Entries with figure data »
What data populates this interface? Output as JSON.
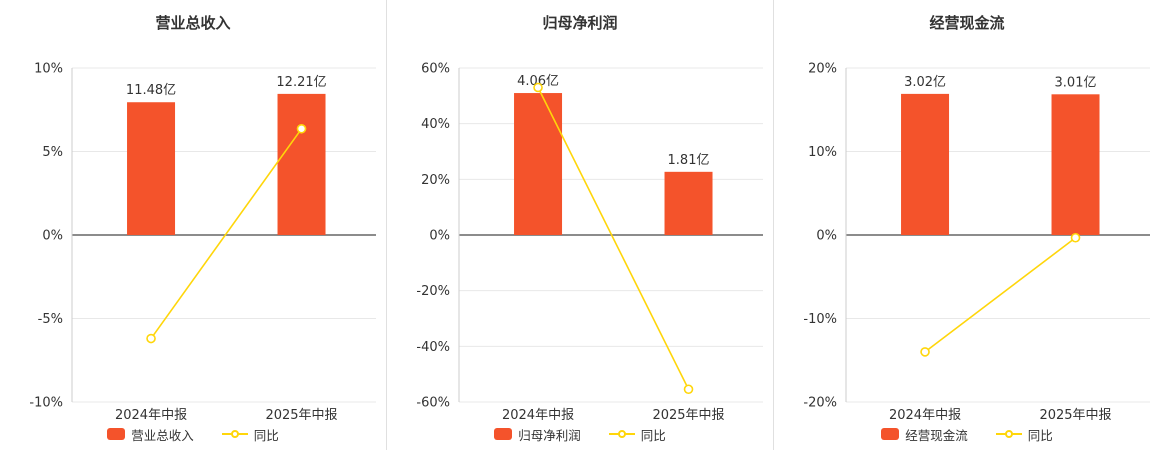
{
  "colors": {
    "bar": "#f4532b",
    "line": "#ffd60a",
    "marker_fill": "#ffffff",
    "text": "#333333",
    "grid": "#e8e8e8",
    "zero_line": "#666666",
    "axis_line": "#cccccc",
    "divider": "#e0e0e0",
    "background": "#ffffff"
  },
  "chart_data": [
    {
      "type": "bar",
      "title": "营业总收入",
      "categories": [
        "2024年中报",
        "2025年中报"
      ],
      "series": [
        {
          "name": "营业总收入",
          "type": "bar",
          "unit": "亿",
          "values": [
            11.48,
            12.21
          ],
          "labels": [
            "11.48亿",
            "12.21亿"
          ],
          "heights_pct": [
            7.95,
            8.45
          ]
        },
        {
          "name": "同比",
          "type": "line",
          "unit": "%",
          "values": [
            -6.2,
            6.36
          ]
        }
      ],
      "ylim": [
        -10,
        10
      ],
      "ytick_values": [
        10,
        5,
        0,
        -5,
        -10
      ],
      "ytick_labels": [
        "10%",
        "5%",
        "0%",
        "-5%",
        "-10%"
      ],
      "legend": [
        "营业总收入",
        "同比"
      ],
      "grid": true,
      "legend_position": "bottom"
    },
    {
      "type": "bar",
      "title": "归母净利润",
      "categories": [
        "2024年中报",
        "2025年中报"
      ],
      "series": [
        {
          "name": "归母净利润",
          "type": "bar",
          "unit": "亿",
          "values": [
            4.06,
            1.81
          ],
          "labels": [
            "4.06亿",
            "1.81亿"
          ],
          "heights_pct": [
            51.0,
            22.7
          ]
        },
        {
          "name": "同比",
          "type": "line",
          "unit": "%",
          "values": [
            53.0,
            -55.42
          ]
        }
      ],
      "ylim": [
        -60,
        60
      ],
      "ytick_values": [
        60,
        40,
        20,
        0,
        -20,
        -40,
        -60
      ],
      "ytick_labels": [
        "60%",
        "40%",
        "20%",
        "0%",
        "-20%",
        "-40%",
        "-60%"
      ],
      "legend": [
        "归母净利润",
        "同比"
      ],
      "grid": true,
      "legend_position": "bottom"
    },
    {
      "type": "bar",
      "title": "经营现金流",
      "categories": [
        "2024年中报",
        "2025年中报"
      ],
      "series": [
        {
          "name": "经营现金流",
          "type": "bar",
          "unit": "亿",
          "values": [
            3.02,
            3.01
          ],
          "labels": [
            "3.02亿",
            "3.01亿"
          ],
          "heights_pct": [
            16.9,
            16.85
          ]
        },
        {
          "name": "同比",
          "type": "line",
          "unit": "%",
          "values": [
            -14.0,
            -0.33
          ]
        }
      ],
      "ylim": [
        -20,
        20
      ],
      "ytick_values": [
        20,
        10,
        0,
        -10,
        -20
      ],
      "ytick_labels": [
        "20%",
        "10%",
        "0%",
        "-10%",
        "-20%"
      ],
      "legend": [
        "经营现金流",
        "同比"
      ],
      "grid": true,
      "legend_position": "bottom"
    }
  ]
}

BRIEF »
Lines holding the word "title" in the entries above are the ones to pull out. Copy them all.

TASK OUTPUT »
      "title": "营业总收入",
      "title": "归母净利润",
      "title": "经营现金流",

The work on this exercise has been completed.